*What to produce*: Give a count of the lines below that have the string "aprobadas" in them, with no other words.

*Extracted information*:

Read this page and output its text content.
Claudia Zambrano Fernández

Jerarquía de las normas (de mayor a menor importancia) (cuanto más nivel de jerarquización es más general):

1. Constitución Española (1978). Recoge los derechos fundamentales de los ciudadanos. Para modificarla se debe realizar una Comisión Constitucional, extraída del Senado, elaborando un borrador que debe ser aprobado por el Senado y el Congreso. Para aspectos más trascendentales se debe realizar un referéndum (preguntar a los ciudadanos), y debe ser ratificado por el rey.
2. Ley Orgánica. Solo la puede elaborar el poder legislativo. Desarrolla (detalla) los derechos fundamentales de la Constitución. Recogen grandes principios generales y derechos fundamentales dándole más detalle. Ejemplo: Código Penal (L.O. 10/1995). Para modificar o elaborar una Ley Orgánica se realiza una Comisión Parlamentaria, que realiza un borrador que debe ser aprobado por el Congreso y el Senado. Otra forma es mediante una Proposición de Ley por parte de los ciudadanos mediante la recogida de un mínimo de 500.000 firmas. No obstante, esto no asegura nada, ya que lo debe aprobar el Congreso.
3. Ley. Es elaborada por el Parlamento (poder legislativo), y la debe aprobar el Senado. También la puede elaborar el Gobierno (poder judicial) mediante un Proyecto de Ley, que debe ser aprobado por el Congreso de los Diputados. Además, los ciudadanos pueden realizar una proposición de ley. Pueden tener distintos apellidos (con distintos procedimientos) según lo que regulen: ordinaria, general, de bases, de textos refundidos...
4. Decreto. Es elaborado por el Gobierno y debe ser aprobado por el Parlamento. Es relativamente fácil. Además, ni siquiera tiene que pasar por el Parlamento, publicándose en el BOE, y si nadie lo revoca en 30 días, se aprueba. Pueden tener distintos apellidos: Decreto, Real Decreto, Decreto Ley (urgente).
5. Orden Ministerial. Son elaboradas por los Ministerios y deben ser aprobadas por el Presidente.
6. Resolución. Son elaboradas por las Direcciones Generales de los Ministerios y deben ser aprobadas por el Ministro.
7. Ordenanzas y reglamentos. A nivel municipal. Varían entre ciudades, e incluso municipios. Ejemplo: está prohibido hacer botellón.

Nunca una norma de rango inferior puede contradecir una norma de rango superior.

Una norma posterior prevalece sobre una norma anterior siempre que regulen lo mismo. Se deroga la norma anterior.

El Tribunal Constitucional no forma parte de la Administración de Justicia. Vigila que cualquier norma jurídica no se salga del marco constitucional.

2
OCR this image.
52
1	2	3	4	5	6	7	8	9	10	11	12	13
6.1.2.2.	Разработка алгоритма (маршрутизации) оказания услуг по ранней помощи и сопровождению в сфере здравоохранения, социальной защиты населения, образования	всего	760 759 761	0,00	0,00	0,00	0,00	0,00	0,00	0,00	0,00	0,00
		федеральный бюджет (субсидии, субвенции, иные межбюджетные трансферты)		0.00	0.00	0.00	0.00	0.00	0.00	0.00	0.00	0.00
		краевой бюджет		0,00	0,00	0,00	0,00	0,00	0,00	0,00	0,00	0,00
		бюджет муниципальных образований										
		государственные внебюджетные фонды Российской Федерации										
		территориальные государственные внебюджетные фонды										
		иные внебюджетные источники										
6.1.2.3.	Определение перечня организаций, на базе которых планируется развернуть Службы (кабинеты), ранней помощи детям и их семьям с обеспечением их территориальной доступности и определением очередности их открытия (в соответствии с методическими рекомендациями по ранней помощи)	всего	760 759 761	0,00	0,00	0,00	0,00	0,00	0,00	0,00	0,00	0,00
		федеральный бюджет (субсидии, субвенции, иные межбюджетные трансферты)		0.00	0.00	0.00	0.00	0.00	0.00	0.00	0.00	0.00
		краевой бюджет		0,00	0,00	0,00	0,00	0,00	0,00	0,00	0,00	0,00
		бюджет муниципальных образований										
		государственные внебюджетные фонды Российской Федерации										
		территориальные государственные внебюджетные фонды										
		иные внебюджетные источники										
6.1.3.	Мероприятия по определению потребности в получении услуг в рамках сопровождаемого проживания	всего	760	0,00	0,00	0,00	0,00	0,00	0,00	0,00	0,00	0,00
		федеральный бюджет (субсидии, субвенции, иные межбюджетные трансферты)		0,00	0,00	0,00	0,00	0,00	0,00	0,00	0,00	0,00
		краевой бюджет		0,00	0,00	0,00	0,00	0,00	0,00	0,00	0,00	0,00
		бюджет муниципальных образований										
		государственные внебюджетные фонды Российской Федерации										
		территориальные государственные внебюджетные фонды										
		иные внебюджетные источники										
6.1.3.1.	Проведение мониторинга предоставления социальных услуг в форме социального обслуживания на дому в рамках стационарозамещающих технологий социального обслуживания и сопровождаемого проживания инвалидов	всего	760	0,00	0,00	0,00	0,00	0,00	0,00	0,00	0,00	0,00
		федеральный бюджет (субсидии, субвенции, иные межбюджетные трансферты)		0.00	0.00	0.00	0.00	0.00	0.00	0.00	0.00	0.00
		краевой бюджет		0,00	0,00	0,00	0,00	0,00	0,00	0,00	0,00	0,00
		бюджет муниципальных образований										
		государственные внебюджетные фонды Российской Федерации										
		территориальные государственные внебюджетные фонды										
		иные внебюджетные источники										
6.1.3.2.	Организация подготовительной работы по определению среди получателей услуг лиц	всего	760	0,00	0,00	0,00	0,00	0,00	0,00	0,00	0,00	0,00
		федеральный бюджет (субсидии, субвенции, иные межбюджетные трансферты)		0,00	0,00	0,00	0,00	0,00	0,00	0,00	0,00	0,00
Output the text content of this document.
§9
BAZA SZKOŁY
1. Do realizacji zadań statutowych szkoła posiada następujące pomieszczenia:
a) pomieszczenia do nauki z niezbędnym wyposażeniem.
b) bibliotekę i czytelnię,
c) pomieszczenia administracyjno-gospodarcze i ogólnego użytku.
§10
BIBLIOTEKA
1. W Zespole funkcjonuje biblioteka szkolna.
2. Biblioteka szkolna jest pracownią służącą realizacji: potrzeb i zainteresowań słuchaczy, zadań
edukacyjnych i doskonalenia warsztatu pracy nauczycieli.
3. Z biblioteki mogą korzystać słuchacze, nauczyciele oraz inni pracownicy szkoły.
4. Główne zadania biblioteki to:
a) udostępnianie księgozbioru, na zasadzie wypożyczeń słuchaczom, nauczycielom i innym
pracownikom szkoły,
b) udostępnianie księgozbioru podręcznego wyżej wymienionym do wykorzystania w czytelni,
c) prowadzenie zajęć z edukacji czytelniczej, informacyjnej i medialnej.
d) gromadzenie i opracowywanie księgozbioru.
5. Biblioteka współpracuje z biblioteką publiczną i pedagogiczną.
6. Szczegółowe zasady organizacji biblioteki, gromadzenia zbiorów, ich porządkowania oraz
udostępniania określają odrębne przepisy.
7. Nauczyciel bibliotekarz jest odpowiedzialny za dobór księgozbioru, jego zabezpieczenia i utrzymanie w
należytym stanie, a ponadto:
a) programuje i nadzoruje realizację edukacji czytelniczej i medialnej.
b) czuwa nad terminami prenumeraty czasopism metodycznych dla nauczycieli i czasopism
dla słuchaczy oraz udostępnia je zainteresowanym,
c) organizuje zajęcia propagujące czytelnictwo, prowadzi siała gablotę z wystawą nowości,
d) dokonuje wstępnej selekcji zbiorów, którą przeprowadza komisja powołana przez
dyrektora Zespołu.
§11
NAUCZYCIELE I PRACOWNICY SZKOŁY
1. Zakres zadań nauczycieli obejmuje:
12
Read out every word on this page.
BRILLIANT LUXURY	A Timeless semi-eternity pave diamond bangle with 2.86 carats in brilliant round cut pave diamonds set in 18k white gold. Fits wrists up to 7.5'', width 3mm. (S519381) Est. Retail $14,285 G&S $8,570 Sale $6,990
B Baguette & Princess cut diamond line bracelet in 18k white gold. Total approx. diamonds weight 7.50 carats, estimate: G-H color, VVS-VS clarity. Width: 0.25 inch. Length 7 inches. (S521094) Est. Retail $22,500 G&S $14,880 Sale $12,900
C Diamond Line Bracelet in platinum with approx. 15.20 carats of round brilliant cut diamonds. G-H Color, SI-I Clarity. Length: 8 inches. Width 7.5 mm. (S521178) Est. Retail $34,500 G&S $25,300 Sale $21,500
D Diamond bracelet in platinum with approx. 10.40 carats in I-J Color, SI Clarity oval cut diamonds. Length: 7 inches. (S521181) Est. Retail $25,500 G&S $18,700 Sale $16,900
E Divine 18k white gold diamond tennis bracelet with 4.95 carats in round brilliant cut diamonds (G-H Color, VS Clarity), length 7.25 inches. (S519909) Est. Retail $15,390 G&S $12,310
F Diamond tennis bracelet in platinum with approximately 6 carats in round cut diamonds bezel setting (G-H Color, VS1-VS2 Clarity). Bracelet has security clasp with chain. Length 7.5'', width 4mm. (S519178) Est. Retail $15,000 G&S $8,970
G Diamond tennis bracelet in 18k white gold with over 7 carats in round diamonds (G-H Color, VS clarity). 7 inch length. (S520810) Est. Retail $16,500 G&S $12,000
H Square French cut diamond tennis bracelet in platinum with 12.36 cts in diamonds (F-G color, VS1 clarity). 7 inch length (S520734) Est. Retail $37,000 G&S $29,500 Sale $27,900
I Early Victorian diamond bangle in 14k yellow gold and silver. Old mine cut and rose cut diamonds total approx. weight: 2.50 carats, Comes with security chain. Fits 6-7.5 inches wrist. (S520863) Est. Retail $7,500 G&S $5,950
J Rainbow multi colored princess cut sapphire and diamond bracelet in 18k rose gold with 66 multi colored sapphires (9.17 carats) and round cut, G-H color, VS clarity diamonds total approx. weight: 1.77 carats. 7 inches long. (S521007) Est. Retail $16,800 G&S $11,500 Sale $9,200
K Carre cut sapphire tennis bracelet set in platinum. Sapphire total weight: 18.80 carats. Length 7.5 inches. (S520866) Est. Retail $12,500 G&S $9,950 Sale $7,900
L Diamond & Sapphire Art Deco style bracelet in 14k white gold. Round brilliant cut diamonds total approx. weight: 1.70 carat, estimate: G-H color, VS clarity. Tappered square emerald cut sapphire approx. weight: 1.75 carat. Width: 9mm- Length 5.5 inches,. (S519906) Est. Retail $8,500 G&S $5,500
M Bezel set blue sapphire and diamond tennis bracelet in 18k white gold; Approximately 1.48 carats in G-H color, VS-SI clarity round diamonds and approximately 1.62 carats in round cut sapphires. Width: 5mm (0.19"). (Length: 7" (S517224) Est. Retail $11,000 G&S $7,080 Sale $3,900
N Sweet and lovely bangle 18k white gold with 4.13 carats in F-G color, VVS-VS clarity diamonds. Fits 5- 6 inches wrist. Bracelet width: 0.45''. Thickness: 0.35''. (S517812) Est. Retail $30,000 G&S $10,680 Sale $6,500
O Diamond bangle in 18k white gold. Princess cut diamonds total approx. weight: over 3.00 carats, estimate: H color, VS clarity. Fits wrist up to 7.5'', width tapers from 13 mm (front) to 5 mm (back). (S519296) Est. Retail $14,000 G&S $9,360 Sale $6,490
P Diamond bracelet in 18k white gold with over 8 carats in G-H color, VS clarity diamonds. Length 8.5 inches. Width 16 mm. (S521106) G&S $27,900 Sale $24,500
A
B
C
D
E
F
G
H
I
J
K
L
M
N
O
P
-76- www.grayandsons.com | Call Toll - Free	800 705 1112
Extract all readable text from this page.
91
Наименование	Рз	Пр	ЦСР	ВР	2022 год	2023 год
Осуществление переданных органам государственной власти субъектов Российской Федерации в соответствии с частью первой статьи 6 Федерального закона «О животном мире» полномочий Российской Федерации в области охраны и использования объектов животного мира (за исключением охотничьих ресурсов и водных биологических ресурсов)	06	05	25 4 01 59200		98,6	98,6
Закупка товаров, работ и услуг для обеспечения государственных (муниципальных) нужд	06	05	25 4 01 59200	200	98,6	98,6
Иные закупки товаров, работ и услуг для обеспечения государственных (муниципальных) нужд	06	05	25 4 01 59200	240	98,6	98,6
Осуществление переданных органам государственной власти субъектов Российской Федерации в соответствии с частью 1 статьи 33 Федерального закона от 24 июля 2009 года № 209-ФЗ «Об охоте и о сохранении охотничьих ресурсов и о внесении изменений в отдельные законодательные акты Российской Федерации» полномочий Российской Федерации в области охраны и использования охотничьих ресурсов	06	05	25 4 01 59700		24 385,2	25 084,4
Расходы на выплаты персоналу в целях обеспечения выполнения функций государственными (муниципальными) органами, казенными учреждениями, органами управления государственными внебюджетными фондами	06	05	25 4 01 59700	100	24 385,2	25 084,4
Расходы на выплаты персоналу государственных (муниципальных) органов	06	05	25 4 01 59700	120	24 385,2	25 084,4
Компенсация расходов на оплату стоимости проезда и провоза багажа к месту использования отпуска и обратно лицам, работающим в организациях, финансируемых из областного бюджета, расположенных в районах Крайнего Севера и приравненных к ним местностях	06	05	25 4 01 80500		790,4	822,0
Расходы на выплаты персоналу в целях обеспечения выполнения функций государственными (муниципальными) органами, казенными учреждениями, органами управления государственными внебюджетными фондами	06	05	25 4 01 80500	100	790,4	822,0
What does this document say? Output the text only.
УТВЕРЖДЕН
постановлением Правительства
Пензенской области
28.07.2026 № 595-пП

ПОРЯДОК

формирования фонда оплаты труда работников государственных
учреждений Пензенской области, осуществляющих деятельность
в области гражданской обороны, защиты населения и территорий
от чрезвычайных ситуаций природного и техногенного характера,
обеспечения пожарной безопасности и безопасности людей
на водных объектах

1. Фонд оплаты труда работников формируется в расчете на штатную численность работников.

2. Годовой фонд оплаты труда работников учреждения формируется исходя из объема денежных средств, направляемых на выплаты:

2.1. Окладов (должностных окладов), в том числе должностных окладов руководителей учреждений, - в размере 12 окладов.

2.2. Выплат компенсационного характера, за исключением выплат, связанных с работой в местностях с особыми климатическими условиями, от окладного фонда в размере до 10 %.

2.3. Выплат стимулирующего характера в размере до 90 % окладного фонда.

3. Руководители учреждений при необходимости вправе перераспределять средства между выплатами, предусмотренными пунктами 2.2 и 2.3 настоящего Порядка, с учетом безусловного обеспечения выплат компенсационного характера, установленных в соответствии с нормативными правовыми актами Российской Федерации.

*Result of this task*: 2